= EXERCISE GOAL =
Output an exact reproduction of the data.
━━━━━━━━━━━━━━━━
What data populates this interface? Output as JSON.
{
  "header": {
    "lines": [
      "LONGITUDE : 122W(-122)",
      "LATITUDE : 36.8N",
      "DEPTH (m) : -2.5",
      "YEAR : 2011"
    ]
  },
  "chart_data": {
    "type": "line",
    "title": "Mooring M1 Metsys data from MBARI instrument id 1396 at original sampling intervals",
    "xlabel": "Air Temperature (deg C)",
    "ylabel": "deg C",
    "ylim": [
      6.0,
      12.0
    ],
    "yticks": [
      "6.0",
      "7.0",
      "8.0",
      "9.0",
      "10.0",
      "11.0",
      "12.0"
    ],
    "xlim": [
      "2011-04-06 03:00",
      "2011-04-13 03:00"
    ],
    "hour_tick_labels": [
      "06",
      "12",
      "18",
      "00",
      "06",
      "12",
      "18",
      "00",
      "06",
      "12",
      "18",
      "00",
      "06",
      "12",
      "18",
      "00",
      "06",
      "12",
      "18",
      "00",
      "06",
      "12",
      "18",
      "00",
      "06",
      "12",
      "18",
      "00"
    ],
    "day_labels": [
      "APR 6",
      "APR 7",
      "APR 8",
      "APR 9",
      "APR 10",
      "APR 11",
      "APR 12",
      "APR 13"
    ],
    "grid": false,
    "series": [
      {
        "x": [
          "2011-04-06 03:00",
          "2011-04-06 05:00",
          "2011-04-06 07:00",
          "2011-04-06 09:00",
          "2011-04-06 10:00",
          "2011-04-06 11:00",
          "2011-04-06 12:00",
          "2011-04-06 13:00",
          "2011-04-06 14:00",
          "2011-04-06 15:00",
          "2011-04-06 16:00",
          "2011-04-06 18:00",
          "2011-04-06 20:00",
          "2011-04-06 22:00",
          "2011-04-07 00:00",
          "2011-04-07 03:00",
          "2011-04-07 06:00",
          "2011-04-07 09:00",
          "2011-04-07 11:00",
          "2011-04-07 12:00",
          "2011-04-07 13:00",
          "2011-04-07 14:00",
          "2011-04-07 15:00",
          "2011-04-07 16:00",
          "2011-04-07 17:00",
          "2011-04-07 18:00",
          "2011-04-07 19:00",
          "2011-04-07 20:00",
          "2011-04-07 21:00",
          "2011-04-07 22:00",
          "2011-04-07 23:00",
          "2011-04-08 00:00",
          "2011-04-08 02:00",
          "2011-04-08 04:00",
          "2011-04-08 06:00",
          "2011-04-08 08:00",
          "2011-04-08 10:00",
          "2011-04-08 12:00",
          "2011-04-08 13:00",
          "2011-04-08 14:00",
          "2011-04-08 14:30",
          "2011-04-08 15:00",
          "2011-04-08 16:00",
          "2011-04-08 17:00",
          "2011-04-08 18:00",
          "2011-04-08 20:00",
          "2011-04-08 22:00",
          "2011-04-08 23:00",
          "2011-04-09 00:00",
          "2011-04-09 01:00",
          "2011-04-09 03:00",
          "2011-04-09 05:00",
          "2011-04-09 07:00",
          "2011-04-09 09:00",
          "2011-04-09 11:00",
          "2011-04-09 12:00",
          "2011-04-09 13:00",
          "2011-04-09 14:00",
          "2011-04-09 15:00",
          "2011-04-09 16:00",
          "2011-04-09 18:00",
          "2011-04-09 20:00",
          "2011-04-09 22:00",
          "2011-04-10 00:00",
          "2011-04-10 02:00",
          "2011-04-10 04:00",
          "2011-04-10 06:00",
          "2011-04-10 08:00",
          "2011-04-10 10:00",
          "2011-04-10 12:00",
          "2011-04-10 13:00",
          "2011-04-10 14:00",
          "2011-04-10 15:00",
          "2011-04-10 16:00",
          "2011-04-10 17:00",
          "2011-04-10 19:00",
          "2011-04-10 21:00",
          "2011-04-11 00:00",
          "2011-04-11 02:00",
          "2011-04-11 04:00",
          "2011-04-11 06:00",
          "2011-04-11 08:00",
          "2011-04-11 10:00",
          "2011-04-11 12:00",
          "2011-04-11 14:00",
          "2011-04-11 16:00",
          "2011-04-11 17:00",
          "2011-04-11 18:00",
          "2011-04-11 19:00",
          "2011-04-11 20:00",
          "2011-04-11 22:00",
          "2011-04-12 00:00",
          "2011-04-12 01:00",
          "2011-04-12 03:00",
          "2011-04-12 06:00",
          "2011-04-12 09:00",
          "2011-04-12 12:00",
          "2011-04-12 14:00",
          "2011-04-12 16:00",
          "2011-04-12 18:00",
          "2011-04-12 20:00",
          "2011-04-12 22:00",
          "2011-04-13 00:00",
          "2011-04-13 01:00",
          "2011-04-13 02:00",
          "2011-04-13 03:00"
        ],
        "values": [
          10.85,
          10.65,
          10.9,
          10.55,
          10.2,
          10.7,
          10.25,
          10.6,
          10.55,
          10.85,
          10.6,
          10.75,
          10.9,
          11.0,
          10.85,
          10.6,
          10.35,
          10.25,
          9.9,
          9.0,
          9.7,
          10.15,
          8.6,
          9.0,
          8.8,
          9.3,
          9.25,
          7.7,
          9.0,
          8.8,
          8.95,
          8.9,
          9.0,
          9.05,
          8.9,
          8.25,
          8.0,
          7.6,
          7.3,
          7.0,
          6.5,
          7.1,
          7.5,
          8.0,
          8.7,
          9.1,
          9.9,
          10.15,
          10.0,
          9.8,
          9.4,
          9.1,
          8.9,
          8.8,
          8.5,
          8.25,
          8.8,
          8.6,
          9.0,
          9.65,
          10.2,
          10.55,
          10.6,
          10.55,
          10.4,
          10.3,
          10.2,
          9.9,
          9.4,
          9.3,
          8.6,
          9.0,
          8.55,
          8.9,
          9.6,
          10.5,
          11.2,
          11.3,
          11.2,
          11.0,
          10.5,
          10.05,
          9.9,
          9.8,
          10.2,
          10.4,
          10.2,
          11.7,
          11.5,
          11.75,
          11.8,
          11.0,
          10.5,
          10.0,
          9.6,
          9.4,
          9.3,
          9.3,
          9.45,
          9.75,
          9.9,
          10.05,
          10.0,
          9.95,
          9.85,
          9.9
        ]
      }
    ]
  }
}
━━━━━━━━━━━━━━━━
= OUTPUT OF THE TASK =
What data populates this interface? Output as JSON.
{
  "header": {
    "lines": [
      "LONGITUDE : 122W(-122)",
      "LATITUDE : 36.8N",
      "DEPTH (m) : -2.5",
      "YEAR : 2011"
    ]
  },
  "chart_data": {
    "type": "line",
    "title": "Mooring M1 Metsys data from MBARI instrument id 1396 at original sampling intervals",
    "xlabel": "Air Temperature (deg C)",
    "ylabel": "deg C",
    "ylim": [
      6.0,
      12.0
    ],
    "yticks": [
      "6.0",
      "7.0",
      "8.0",
      "9.0",
      "10.0",
      "11.0",
      "12.0"
    ],
    "xlim": [
      "2011-04-06 03:00",
      "2011-04-13 03:00"
    ],
    "hour_tick_labels": [
      "06",
      "12",
      "18",
      "00",
      "06",
      "12",
      "18",
      "00",
      "06",
      "12",
      "18",
      "00",
      "06",
      "12",
      "18",
      "00",
      "06",
      "12",
      "18",
      "00",
      "06",
      "12",
      "18",
      "00",
      "06",
      "12",
      "18",
      "00"
    ],
    "day_labels": [
      "APR 6",
      "APR 7",
      "APR 8",
      "APR 9",
      "APR 10",
      "APR 11",
      "APR 12",
      "APR 13"
    ],
    "grid": false,
    "series": [
      {
        "x": [
          "2011-04-06 03:00",
          "2011-04-06 05:00",
          "2011-04-06 07:00",
          "2011-04-06 09:00",
          "2011-04-06 10:00",
          "2011-04-06 11:00",
          "2011-04-06 12:00",
          "2011-04-06 13:00",
          "2011-04-06 14:00",
          "2011-04-06 15:00",
          "2011-04-06 16:00",
          "2011-04-06 18:00",
          "2011-04-06 20:00",
          "2011-04-06 22:00",
          "2011-04-07 00:00",
          "2011-04-07 03:00",
          "2011-04-07 06:00",
          "2011-04-07 09:00",
          "2011-04-07 11:00",
          "2011-04-07 12:00",
          "2011-04-07 13:00",
          "2011-04-07 14:00",
          "2011-04-07 15:00",
          "2011-04-07 16:00",
          "2011-04-07 17:00",
          "2011-04-07 18:00",
          "2011-04-07 19:00",
          "2011-04-07 20:00",
          "2011-04-07 21:00",
          "2011-04-07 22:00",
          "2011-04-07 23:00",
          "2011-04-08 00:00",
          "2011-04-08 02:00",
          "2011-04-08 04:00",
          "2011-04-08 06:00",
          "2011-04-08 08:00",
          "2011-04-08 10:00",
          "2011-04-08 12:00",
          "2011-04-08 13:00",
          "2011-04-08 14:00",
          "2011-04-08 14:30",
          "2011-04-08 15:00",
          "2011-04-08 16:00",
          "2011-04-08 17:00",
          "2011-04-08 18:00",
          "2011-04-08 20:00",
          "2011-04-08 22:00",
          "2011-04-08 23:00",
          "2011-04-09 00:00",
          "2011-04-09 01:00",
          "2011-04-09 03:00",
          "2011-04-09 05:00",
          "2011-04-09 07:00",
          "2011-04-09 09:00",
          "2011-04-09 11:00",
          "2011-04-09 12:00",
          "2011-04-09 13:00",
          "2011-04-09 14:00",
          "2011-04-09 15:00",
          "2011-04-09 16:00",
          "2011-04-09 18:00",
          "2011-04-09 20:00",
          "2011-04-09 22:00",
          "2011-04-10 00:00",
          "2011-04-10 02:00",
          "2011-04-10 04:00",
          "2011-04-10 06:00",
          "2011-04-10 08:00",
          "2011-04-10 10:00",
          "2011-04-10 12:00",
          "2011-04-10 13:00",
          "2011-04-10 14:00",
          "2011-04-10 15:00",
          "2011-04-10 16:00",
          "2011-04-10 17:00",
          "2011-04-10 19:00",
          "2011-04-10 21:00",
          "2011-04-11 00:00",
          "2011-04-11 02:00",
          "2011-04-11 04:00",
          "2011-04-11 06:00",
          "2011-04-11 08:00",
          "2011-04-11 10:00",
          "2011-04-11 12:00",
          "2011-04-11 14:00",
          "2011-04-11 16:00",
          "2011-04-11 17:00",
          "2011-04-11 18:00",
          "2011-04-11 19:00",
          "2011-04-11 20:00",
          "2011-04-11 22:00",
          "2011-04-12 00:00",
          "2011-04-12 01:00",
          "2011-04-12 03:00",
          "2011-04-12 06:00",
          "2011-04-12 09:00",
          "2011-04-12 12:00",
          "2011-04-12 14:00",
          "2011-04-12 16:00",
          "2011-04-12 18:00",
          "2011-04-12 20:00",
          "2011-04-12 22:00",
          "2011-04-13 00:00",
          "2011-04-13 01:00",
          "2011-04-13 02:00",
          "2011-04-13 03:00"
        ],
        "values": [
          10.85,
          10.65,
          10.9,
          10.55,
          10.2,
          10.7,
          10.25,
          10.6,
          10.55,
          10.85,
          10.6,
          10.75,
          10.9,
          11.0,
          10.85,
          10.6,
          10.35,
          10.25,
          9.9,
          9.0,
          9.7,
          10.15,
          8.6,
          9.0,
          8.8,
          9.3,
          9.25,
          7.7,
          9.0,
          8.8,
          8.95,
          8.9,
          9.0,
          9.05,
          8.9,
          8.25,
          8.0,
          7.6,
          7.3,
          7.0,
          6.5,
          7.1,
          7.5,
          8.0,
          8.7,
          9.1,
          9.9,
          10.15,
          10.0,
          9.8,
          9.4,
          9.1,
          8.9,
          8.8,
          8.5,
          8.25,
          8.8,
          8.6,
          9.0,
          9.65,
          10.2,
          10.55,
          10.6,
          10.55,
          10.4,
          10.3,
          10.2,
          9.9,
          9.4,
          9.3,
          8.6,
          9.0,
          8.55,
          8.9,
          9.6,
          10.5,
          11.2,
          11.3,
          11.2,
          11.0,
          10.5,
          10.05,
          9.9,
          9.8,
          10.2,
          10.4,
          10.2,
          11.7,
          11.5,
          11.75,
          11.8,
          11.0,
          10.5,
          10.0,
          9.6,
          9.4,
          9.3,
          9.3,
          9.45,
          9.75,
          9.9,
          10.05,
          10.0,
          9.95,
          9.85,
          9.9
        ]
      }
    ]
  }
}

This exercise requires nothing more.